### Task brief
Output every entry exactly as written.

### Entries supplied

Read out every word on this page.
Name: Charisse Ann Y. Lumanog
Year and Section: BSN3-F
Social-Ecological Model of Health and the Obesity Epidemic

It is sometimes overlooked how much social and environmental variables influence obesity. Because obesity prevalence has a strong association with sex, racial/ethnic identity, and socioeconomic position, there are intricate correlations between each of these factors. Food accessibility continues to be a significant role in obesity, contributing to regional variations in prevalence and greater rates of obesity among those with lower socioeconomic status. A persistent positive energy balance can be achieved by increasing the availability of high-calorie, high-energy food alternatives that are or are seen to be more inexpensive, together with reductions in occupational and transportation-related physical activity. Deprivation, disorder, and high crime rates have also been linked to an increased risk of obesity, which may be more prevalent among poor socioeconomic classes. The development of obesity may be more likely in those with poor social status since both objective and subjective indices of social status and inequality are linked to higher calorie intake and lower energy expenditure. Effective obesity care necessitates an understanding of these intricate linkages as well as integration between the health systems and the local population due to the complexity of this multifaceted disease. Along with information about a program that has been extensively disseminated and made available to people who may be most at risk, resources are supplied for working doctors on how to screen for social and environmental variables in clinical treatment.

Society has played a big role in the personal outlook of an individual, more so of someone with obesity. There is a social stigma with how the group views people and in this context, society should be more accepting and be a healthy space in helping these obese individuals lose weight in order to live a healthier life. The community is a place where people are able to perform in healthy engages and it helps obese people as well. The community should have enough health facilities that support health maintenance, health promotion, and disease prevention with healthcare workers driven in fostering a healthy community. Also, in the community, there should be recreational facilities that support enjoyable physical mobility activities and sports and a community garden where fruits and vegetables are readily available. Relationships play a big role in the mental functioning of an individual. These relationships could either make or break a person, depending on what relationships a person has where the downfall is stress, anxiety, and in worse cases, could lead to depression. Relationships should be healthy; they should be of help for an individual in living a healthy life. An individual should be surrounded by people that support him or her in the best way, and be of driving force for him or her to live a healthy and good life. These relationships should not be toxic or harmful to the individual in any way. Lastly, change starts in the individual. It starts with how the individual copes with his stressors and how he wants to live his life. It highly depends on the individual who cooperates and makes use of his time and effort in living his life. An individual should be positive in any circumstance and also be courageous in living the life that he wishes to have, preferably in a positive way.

### Task output
Read out every word on this page.
Name: Charisse Ann Y. Lumanog
Year and Section: BSN3-F
Social-Ecological Model of Health and the Obesity Epidemic

It is sometimes overlooked how much social and environmental variables influence obesity. Because obesity prevalence has a strong association with sex, racial/ethnic identity, and socioeconomic position, there are intricate correlations between each of these factors. Food accessibility continues to be a significant role in obesity, contributing to regional variations in prevalence and greater rates of obesity among those with lower socioeconomic status. A persistent positive energy balance can be achieved by increasing the availability of high-calorie, high-energy food alternatives that are or are seen to be more inexpensive, together with reductions in occupational and transportation-related physical activity. Deprivation, disorder, and high crime rates have also been linked to an increased risk of obesity, which may be more prevalent among poor socioeconomic classes. The development of obesity may be more likely in those with poor social status since both objective and subjective indices of social status and inequality are linked to higher calorie intake and lower energy expenditure. Effective obesity care necessitates an understanding of these intricate linkages as well as integration between the health systems and the local population due to the complexity of this multifaceted disease. Along with information about a program that has been extensively disseminated and made available to people who may be most at risk, resources are supplied for working doctors on how to screen for social and environmental variables in clinical treatment.

Society has played a big role in the personal outlook of an individual, more so of someone with obesity. There is a social stigma with how the group views people and in this context, society should be more accepting and be a healthy space in helping these obese individuals lose weight in order to live a healthier life. The community is a place where people are able to perform in healthy engages and it helps obese people as well. The community should have enough health facilities that support health maintenance, health promotion, and disease prevention with healthcare workers driven in fostering a healthy community. Also, in the community, there should be recreational facilities that support enjoyable physical mobility activities and sports and a community garden where fruits and vegetables are readily available. Relationships play a big role in the mental functioning of an individual. These relationships could either make or break a person, depending on what relationships a person has where the downfall is stress, anxiety, and in worse cases, could lead to depression. Relationships should be healthy; they should be of help for an individual in living a healthy life. An individual should be surrounded by people that support him or her in the best way, and be of driving force for him or her to live a healthy and good life. These relationships should not be toxic or harmful to the individual in any way. Lastly, change starts in the individual. It starts with how the individual copes with his stressors and how he wants to live his life. It highly depends on the individual who cooperates and makes use of his time and effort in living his life. An individual should be positive in any circumstance and also be courageous in living the life that he wishes to have, preferably in a positive way.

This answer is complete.